▶ _WHAT IS BEING ASKED_:
The entries below should be output exactly as written.

▶ _TASK DATA_:

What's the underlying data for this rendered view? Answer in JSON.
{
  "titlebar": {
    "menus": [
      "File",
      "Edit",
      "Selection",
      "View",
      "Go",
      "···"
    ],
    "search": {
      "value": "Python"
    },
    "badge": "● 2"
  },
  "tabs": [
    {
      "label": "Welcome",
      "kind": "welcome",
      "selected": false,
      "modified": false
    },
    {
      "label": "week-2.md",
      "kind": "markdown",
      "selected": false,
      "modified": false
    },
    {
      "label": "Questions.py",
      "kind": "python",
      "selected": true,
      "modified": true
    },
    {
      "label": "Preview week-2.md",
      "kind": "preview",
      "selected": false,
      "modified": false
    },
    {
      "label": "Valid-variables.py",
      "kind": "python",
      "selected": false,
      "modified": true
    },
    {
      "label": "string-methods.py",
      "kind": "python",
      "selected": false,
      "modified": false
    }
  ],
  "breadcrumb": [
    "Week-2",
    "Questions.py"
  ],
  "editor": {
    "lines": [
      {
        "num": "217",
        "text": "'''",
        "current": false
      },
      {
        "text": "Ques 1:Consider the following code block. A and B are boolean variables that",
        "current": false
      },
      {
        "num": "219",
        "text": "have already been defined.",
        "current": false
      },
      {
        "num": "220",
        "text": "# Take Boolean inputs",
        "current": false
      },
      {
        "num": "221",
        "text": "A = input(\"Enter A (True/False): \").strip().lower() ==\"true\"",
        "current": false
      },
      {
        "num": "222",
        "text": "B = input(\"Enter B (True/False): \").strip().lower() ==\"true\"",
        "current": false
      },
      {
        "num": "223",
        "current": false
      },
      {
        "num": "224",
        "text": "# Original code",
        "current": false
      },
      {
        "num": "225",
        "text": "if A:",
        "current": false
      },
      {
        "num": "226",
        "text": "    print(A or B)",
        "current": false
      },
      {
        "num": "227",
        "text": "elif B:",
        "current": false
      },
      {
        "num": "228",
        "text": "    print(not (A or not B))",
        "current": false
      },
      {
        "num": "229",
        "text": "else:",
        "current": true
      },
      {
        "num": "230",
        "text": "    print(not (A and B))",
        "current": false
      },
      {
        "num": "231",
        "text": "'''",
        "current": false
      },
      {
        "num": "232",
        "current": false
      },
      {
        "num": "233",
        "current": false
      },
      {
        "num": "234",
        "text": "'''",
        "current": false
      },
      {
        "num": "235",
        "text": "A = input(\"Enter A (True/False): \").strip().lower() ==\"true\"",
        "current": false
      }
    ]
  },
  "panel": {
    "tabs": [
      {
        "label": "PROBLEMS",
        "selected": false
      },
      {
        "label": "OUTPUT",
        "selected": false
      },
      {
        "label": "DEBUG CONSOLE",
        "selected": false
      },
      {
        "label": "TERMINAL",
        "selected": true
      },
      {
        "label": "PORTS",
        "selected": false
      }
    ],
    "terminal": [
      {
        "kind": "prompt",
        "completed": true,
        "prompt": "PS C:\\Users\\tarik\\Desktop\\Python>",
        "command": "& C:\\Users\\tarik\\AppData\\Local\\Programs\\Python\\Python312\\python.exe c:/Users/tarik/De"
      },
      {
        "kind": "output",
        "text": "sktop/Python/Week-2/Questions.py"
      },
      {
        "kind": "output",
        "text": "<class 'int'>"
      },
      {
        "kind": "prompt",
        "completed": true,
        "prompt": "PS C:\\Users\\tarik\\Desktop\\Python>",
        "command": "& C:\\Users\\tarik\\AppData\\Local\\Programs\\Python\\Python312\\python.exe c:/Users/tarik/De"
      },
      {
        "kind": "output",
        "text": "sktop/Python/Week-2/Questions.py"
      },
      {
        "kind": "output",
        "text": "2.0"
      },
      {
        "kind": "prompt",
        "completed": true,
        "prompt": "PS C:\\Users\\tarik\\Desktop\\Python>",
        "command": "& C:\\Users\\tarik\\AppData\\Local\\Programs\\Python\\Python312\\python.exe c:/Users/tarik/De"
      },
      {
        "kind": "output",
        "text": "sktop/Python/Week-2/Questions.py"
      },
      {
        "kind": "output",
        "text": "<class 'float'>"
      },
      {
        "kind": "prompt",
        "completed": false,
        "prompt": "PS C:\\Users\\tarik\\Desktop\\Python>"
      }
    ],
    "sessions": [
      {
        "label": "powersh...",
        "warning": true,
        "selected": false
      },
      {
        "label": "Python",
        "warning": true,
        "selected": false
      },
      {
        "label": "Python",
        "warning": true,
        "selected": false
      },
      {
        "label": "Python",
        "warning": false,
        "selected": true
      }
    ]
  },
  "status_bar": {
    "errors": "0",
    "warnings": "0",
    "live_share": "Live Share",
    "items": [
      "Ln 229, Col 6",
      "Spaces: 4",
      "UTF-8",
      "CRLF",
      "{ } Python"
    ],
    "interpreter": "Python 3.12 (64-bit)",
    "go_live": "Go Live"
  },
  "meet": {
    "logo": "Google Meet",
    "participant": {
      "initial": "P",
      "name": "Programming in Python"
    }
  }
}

▶ _RESULT FOR THIS TASK_:
What's the underlying data for this rendered view? Answer in JSON.
{
  "titlebar": {
    "menus": [
      "File",
      "Edit",
      "Selection",
      "View",
      "Go",
      "···"
    ],
    "search": {
      "value": "Python"
    },
    "badge": "● 2"
  },
  "tabs": [
    {
      "label": "Welcome",
      "kind": "welcome",
      "selected": false,
      "modified": false
    },
    {
      "label": "week-2.md",
      "kind": "markdown",
      "selected": false,
      "modified": false
    },
    {
      "label": "Questions.py",
      "kind": "python",
      "selected": true,
      "modified": true
    },
    {
      "label": "Preview week-2.md",
      "kind": "preview",
      "selected": false,
      "modified": false
    },
    {
      "label": "Valid-variables.py",
      "kind": "python",
      "selected": false,
      "modified": true
    },
    {
      "label": "string-methods.py",
      "kind": "python",
      "selected": false,
      "modified": false
    }
  ],
  "breadcrumb": [
    "Week-2",
    "Questions.py"
  ],
  "editor": {
    "lines": [
      {
        "num": "217",
        "text": "'''",
        "current": false
      },
      {
        "text": "Ques 1:Consider the following code block. A and B are boolean variables that",
        "current": false
      },
      {
        "num": "219",
        "text": "have already been defined.",
        "current": false
      },
      {
        "num": "220",
        "text": "# Take Boolean inputs",
        "current": false
      },
      {
        "num": "221",
        "text": "A = input(\"Enter A (True/False): \").strip().lower() ==\"true\"",
        "current": false
      },
      {
        "num": "222",
        "text": "B = input(\"Enter B (True/False): \").strip().lower() ==\"true\"",
        "current": false
      },
      {
        "num": "223",
        "current": false
      },
      {
        "num": "224",
        "text": "# Original code",
        "current": false
      },
      {
        "num": "225",
        "text": "if A:",
        "current": false
      },
      {
        "num": "226",
        "text": "    print(A or B)",
        "current": false
      },
      {
        "num": "227",
        "text": "elif B:",
        "current": false
      },
      {
        "num": "228",
        "text": "    print(not (A or not B))",
        "current": false
      },
      {
        "num": "229",
        "text": "else:",
        "current": true
      },
      {
        "num": "230",
        "text": "    print(not (A and B))",
        "current": false
      },
      {
        "num": "231",
        "text": "'''",
        "current": false
      },
      {
        "num": "232",
        "current": false
      },
      {
        "num": "233",
        "current": false
      },
      {
        "num": "234",
        "text": "'''",
        "current": false
      },
      {
        "num": "235",
        "text": "A = input(\"Enter A (True/False): \").strip().lower() ==\"true\"",
        "current": false
      }
    ]
  },
  "panel": {
    "tabs": [
      {
        "label": "PROBLEMS",
        "selected": false
      },
      {
        "label": "OUTPUT",
        "selected": false
      },
      {
        "label": "DEBUG CONSOLE",
        "selected": false
      },
      {
        "label": "TERMINAL",
        "selected": true
      },
      {
        "label": "PORTS",
        "selected": false
      }
    ],
    "terminal": [
      {
        "kind": "prompt",
        "completed": true,
        "prompt": "PS C:\\Users\\tarik\\Desktop\\Python>",
        "command": "& C:\\Users\\tarik\\AppData\\Local\\Programs\\Python\\Python312\\python.exe c:/Users/tarik/De"
      },
      {
        "kind": "output",
        "text": "sktop/Python/Week-2/Questions.py"
      },
      {
        "kind": "output",
        "text": "<class 'int'>"
      },
      {
        "kind": "prompt",
        "completed": true,
        "prompt": "PS C:\\Users\\tarik\\Desktop\\Python>",
        "command": "& C:\\Users\\tarik\\AppData\\Local\\Programs\\Python\\Python312\\python.exe c:/Users/tarik/De"
      },
      {
        "kind": "output",
        "text": "sktop/Python/Week-2/Questions.py"
      },
      {
        "kind": "output",
        "text": "2.0"
      },
      {
        "kind": "prompt",
        "completed": true,
        "prompt": "PS C:\\Users\\tarik\\Desktop\\Python>",
        "command": "& C:\\Users\\tarik\\AppData\\Local\\Programs\\Python\\Python312\\python.exe c:/Users/tarik/De"
      },
      {
        "kind": "output",
        "text": "sktop/Python/Week-2/Questions.py"
      },
      {
        "kind": "output",
        "text": "<class 'float'>"
      },
      {
        "kind": "prompt",
        "completed": false,
        "prompt": "PS C:\\Users\\tarik\\Desktop\\Python>"
      }
    ],
    "sessions": [
      {
        "label": "powersh...",
        "warning": true,
        "selected": false
      },
      {
        "label": "Python",
        "warning": true,
        "selected": false
      },
      {
        "label": "Python",
        "warning": true,
        "selected": false
      },
      {
        "label": "Python",
        "warning": false,
        "selected": true
      }
    ]
  },
  "status_bar": {
    "errors": "0",
    "warnings": "0",
    "live_share": "Live Share",
    "items": [
      "Ln 229, Col 6",
      "Spaces: 4",
      "UTF-8",
      "CRLF",
      "{ } Python"
    ],
    "interpreter": "Python 3.12 (64-bit)",
    "go_live": "Go Live"
  },
  "meet": {
    "logo": "Google Meet",
    "participant": {
      "initial": "P",
      "name": "Programming in Python"
    }
  }
}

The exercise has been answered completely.